* Work required
Reproduce the listing below in its entirety. Change nothing.

§

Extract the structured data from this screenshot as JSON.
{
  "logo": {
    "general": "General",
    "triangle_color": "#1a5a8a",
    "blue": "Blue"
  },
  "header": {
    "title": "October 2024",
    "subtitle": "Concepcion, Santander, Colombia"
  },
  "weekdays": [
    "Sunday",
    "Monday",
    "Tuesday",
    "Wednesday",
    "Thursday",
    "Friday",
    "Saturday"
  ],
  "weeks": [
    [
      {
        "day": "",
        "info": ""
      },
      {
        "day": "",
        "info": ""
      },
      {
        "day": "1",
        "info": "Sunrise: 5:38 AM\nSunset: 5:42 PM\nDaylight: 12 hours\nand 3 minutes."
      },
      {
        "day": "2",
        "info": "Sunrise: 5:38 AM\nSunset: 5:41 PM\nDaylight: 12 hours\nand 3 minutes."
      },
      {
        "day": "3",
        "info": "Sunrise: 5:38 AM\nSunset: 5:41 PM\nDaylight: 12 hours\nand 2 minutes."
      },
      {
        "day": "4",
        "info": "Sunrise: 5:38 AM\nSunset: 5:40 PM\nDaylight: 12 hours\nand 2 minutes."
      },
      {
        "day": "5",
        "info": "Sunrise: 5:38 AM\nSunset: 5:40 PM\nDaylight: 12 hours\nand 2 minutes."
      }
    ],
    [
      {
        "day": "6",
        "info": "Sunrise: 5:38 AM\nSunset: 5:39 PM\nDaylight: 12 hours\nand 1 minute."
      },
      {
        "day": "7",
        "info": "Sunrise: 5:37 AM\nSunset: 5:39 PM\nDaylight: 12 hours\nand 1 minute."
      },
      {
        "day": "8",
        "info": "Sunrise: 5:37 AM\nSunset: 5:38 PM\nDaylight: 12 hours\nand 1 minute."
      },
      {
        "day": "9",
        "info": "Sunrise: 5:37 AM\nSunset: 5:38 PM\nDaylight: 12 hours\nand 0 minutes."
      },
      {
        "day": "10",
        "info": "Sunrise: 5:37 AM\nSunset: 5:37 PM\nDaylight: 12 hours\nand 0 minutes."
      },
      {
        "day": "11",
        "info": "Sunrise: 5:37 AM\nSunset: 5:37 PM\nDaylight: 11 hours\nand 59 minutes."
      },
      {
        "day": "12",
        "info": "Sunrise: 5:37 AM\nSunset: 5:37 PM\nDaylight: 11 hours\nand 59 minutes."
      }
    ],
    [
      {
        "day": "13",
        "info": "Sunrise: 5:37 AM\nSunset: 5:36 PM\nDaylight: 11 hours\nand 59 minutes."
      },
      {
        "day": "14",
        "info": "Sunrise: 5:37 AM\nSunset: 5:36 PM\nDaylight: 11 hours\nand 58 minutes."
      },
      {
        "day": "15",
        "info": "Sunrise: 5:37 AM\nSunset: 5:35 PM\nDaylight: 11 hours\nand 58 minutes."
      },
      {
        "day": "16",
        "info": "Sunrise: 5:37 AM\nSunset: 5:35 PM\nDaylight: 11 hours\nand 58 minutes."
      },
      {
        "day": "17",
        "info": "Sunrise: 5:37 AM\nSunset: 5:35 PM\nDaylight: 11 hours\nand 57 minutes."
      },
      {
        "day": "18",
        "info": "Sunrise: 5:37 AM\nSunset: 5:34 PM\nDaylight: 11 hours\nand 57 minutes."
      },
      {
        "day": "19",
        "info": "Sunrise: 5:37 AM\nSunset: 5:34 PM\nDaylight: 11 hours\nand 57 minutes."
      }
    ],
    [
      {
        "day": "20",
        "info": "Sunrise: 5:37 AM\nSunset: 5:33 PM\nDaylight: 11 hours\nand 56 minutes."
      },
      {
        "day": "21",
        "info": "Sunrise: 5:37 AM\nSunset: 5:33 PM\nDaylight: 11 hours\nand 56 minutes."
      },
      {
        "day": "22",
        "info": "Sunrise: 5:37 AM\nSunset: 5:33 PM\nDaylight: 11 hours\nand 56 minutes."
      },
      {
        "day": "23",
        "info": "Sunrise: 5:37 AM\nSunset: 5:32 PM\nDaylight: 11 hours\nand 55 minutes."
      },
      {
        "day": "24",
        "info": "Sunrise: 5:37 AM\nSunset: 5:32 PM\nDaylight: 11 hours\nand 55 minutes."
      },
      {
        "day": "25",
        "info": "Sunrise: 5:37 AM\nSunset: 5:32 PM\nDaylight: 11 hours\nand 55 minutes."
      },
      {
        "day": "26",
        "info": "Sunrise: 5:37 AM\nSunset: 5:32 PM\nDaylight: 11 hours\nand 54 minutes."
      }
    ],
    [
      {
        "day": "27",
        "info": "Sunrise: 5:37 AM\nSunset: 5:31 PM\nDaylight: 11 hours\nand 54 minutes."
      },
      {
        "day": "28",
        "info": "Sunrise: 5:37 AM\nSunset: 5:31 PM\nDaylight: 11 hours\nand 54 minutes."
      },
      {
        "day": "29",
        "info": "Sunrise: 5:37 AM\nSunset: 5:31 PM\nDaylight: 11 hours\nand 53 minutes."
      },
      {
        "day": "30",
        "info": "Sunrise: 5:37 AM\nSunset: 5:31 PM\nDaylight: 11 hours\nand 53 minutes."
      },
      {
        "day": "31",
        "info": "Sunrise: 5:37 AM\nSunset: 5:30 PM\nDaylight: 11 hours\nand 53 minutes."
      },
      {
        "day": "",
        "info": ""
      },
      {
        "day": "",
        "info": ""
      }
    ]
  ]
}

§

* Response
Extract the structured data from this screenshot as JSON.
{
  "logo": {
    "general": "General",
    "triangle_color": "#1a5a8a",
    "blue": "Blue"
  },
  "header": {
    "title": "October 2024",
    "subtitle": "Concepcion, Santander, Colombia"
  },
  "weekdays": [
    "Sunday",
    "Monday",
    "Tuesday",
    "Wednesday",
    "Thursday",
    "Friday",
    "Saturday"
  ],
  "weeks": [
    [
      {
        "day": "",
        "info": ""
      },
      {
        "day": "",
        "info": ""
      },
      {
        "day": "1",
        "info": "Sunrise: 5:38 AM\nSunset: 5:42 PM\nDaylight: 12 hours\nand 3 minutes."
      },
      {
        "day": "2",
        "info": "Sunrise: 5:38 AM\nSunset: 5:41 PM\nDaylight: 12 hours\nand 3 minutes."
      },
      {
        "day": "3",
        "info": "Sunrise: 5:38 AM\nSunset: 5:41 PM\nDaylight: 12 hours\nand 2 minutes."
      },
      {
        "day": "4",
        "info": "Sunrise: 5:38 AM\nSunset: 5:40 PM\nDaylight: 12 hours\nand 2 minutes."
      },
      {
        "day": "5",
        "info": "Sunrise: 5:38 AM\nSunset: 5:40 PM\nDaylight: 12 hours\nand 2 minutes."
      }
    ],
    [
      {
        "day": "6",
        "info": "Sunrise: 5:38 AM\nSunset: 5:39 PM\nDaylight: 12 hours\nand 1 minute."
      },
      {
        "day": "7",
        "info": "Sunrise: 5:37 AM\nSunset: 5:39 PM\nDaylight: 12 hours\nand 1 minute."
      },
      {
        "day": "8",
        "info": "Sunrise: 5:37 AM\nSunset: 5:38 PM\nDaylight: 12 hours\nand 1 minute."
      },
      {
        "day": "9",
        "info": "Sunrise: 5:37 AM\nSunset: 5:38 PM\nDaylight: 12 hours\nand 0 minutes."
      },
      {
        "day": "10",
        "info": "Sunrise: 5:37 AM\nSunset: 5:37 PM\nDaylight: 12 hours\nand 0 minutes."
      },
      {
        "day": "11",
        "info": "Sunrise: 5:37 AM\nSunset: 5:37 PM\nDaylight: 11 hours\nand 59 minutes."
      },
      {
        "day": "12",
        "info": "Sunrise: 5:37 AM\nSunset: 5:37 PM\nDaylight: 11 hours\nand 59 minutes."
      }
    ],
    [
      {
        "day": "13",
        "info": "Sunrise: 5:37 AM\nSunset: 5:36 PM\nDaylight: 11 hours\nand 59 minutes."
      },
      {
        "day": "14",
        "info": "Sunrise: 5:37 AM\nSunset: 5:36 PM\nDaylight: 11 hours\nand 58 minutes."
      },
      {
        "day": "15",
        "info": "Sunrise: 5:37 AM\nSunset: 5:35 PM\nDaylight: 11 hours\nand 58 minutes."
      },
      {
        "day": "16",
        "info": "Sunrise: 5:37 AM\nSunset: 5:35 PM\nDaylight: 11 hours\nand 58 minutes."
      },
      {
        "day": "17",
        "info": "Sunrise: 5:37 AM\nSunset: 5:35 PM\nDaylight: 11 hours\nand 57 minutes."
      },
      {
        "day": "18",
        "info": "Sunrise: 5:37 AM\nSunset: 5:34 PM\nDaylight: 11 hours\nand 57 minutes."
      },
      {
        "day": "19",
        "info": "Sunrise: 5:37 AM\nSunset: 5:34 PM\nDaylight: 11 hours\nand 57 minutes."
      }
    ],
    [
      {
        "day": "20",
        "info": "Sunrise: 5:37 AM\nSunset: 5:33 PM\nDaylight: 11 hours\nand 56 minutes."
      },
      {
        "day": "21",
        "info": "Sunrise: 5:37 AM\nSunset: 5:33 PM\nDaylight: 11 hours\nand 56 minutes."
      },
      {
        "day": "22",
        "info": "Sunrise: 5:37 AM\nSunset: 5:33 PM\nDaylight: 11 hours\nand 56 minutes."
      },
      {
        "day": "23",
        "info": "Sunrise: 5:37 AM\nSunset: 5:32 PM\nDaylight: 11 hours\nand 55 minutes."
      },
      {
        "day": "24",
        "info": "Sunrise: 5:37 AM\nSunset: 5:32 PM\nDaylight: 11 hours\nand 55 minutes."
      },
      {
        "day": "25",
        "info": "Sunrise: 5:37 AM\nSunset: 5:32 PM\nDaylight: 11 hours\nand 55 minutes."
      },
      {
        "day": "26",
        "info": "Sunrise: 5:37 AM\nSunset: 5:32 PM\nDaylight: 11 hours\nand 54 minutes."
      }
    ],
    [
      {
        "day": "27",
        "info": "Sunrise: 5:37 AM\nSunset: 5:31 PM\nDaylight: 11 hours\nand 54 minutes."
      },
      {
        "day": "28",
        "info": "Sunrise: 5:37 AM\nSunset: 5:31 PM\nDaylight: 11 hours\nand 54 minutes."
      },
      {
        "day": "29",
        "info": "Sunrise: 5:37 AM\nSunset: 5:31 PM\nDaylight: 11 hours\nand 53 minutes."
      },
      {
        "day": "30",
        "info": "Sunrise: 5:37 AM\nSunset: 5:31 PM\nDaylight: 11 hours\nand 53 minutes."
      },
      {
        "day": "31",
        "info": "Sunrise: 5:37 AM\nSunset: 5:30 PM\nDaylight: 11 hours\nand 53 minutes."
      },
      {
        "day": "",
        "info": ""
      },
      {
        "day": "",
        "info": ""
      }
    ]
  ]
}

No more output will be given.